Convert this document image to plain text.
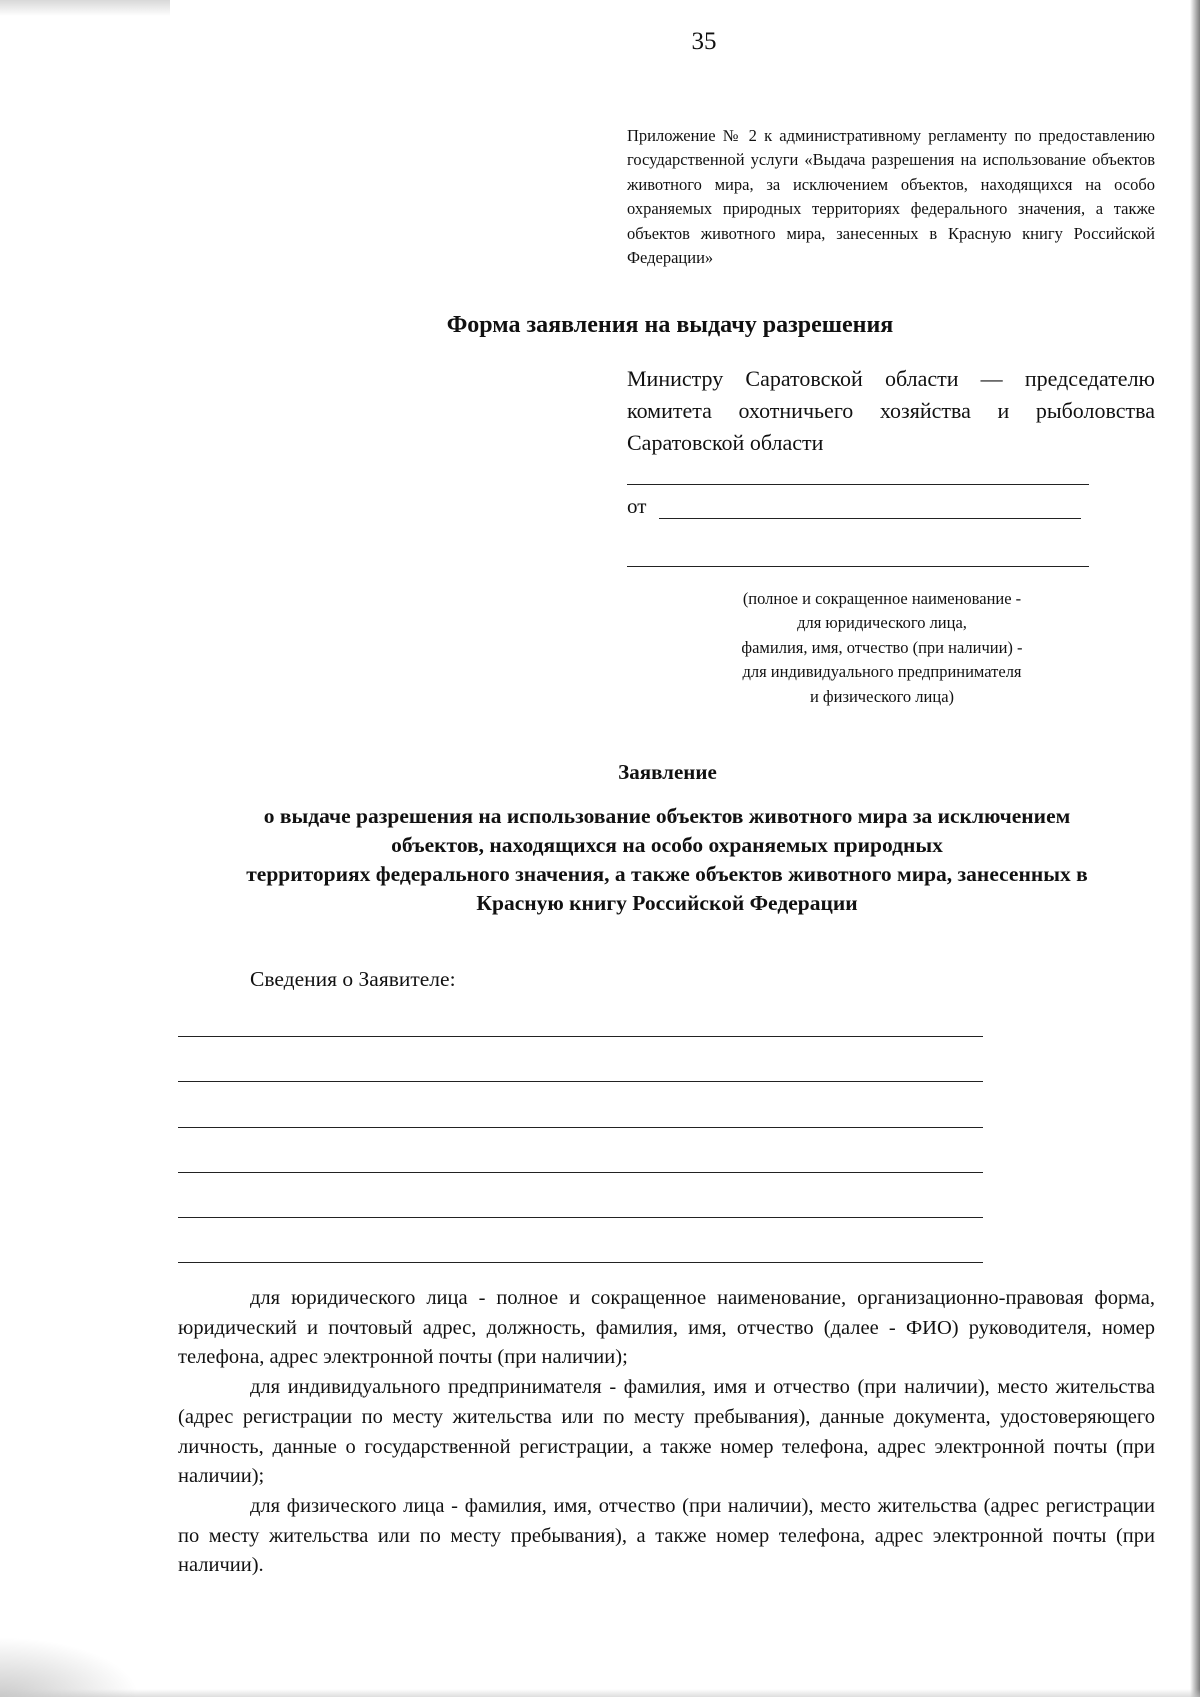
35
Приложение № 2 к административному регламенту по предоставлению государственной услуги «Выдача разрешения на использование объектов животного мира, за исключением объектов, находящихся на особо охраняемых природных территориях федерального значения, а также объектов животного мира, занесенных в Красную книгу Российской Федерации»
Форма заявления на выдачу разрешения
Министру Саратовской области — председателю комитета охотничьего хозяйства и рыболовства Саратовской области
от
(полное и сокращенное наименование -
для юридического лица,
фамилия, имя, отчество (при наличии) -
для индивидуального предпринимателя
и физического лица)
Заявление
о выдаче разрешения на использование объектов животного мира за исключением
объектов, находящихся на особо охраняемых природных
территориях федерального значения, а также объектов животного мира, занесенных в
Красную книгу Российской Федерации
Сведения о Заявителе:

для юридического лица - полное и сокращенное наименование, организационно-правовая форма, юридический и почтовый адрес, должность, фамилия, имя, отчество (далее - ФИО) руководителя, номер телефона, адрес электронной почты (при наличии);

для индивидуального предпринимателя - фамилия, имя и отчество (при наличии), место жительства (адрес регистрации по месту жительства или по месту пребывания), данные документа, удостоверяющего личность, данные о государственной регистрации, а также номер телефона, адрес электронной почты (при наличии);

для физического лица - фамилия, имя, отчество (при наличии), место жительства (адрес регистрации по месту жительства или по месту пребывания), а также номер телефона, адрес электронной почты (при наличии).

| WORK TO COMPLETE |
Retype the entries word for word. Omit any images.

| ANSWER TO THIS PROBLEM |
Convert this document image to plain text.
35
Приложение № 2 к административному регламенту по предоставлению государственной услуги «Выдача разрешения на использование объектов животного мира, за исключением объектов, находящихся на особо охраняемых природных территориях федерального значения, а также объектов животного мира, занесенных в Красную книгу Российской Федерации»
Форма заявления на выдачу разрешения
Министру Саратовской области — председателю комитета охотничьего хозяйства и рыболовства Саратовской области
от
(полное и сокращенное наименование -
для юридического лица,
фамилия, имя, отчество (при наличии) -
для индивидуального предпринимателя
и физического лица)
Заявление
о выдаче разрешения на использование объектов животного мира за исключением
объектов, находящихся на особо охраняемых природных
территориях федерального значения, а также объектов животного мира, занесенных в
Красную книгу Российской Федерации
Сведения о Заявителе:

для юридического лица - полное и сокращенное наименование, организационно-правовая форма, юридический и почтовый адрес, должность, фамилия, имя, отчество (далее - ФИО) руководителя, номер телефона, адрес электронной почты (при наличии);

для индивидуального предпринимателя - фамилия, имя и отчество (при наличии), место жительства (адрес регистрации по месту жительства или по месту пребывания), данные документа, удостоверяющего личность, данные о государственной регистрации, а также номер телефона, адрес электронной почты (при наличии);

для физического лица - фамилия, имя, отчество (при наличии), место жительства (адрес регистрации по месту жительства или по месту пребывания), а также номер телефона, адрес электронной почты (при наличии).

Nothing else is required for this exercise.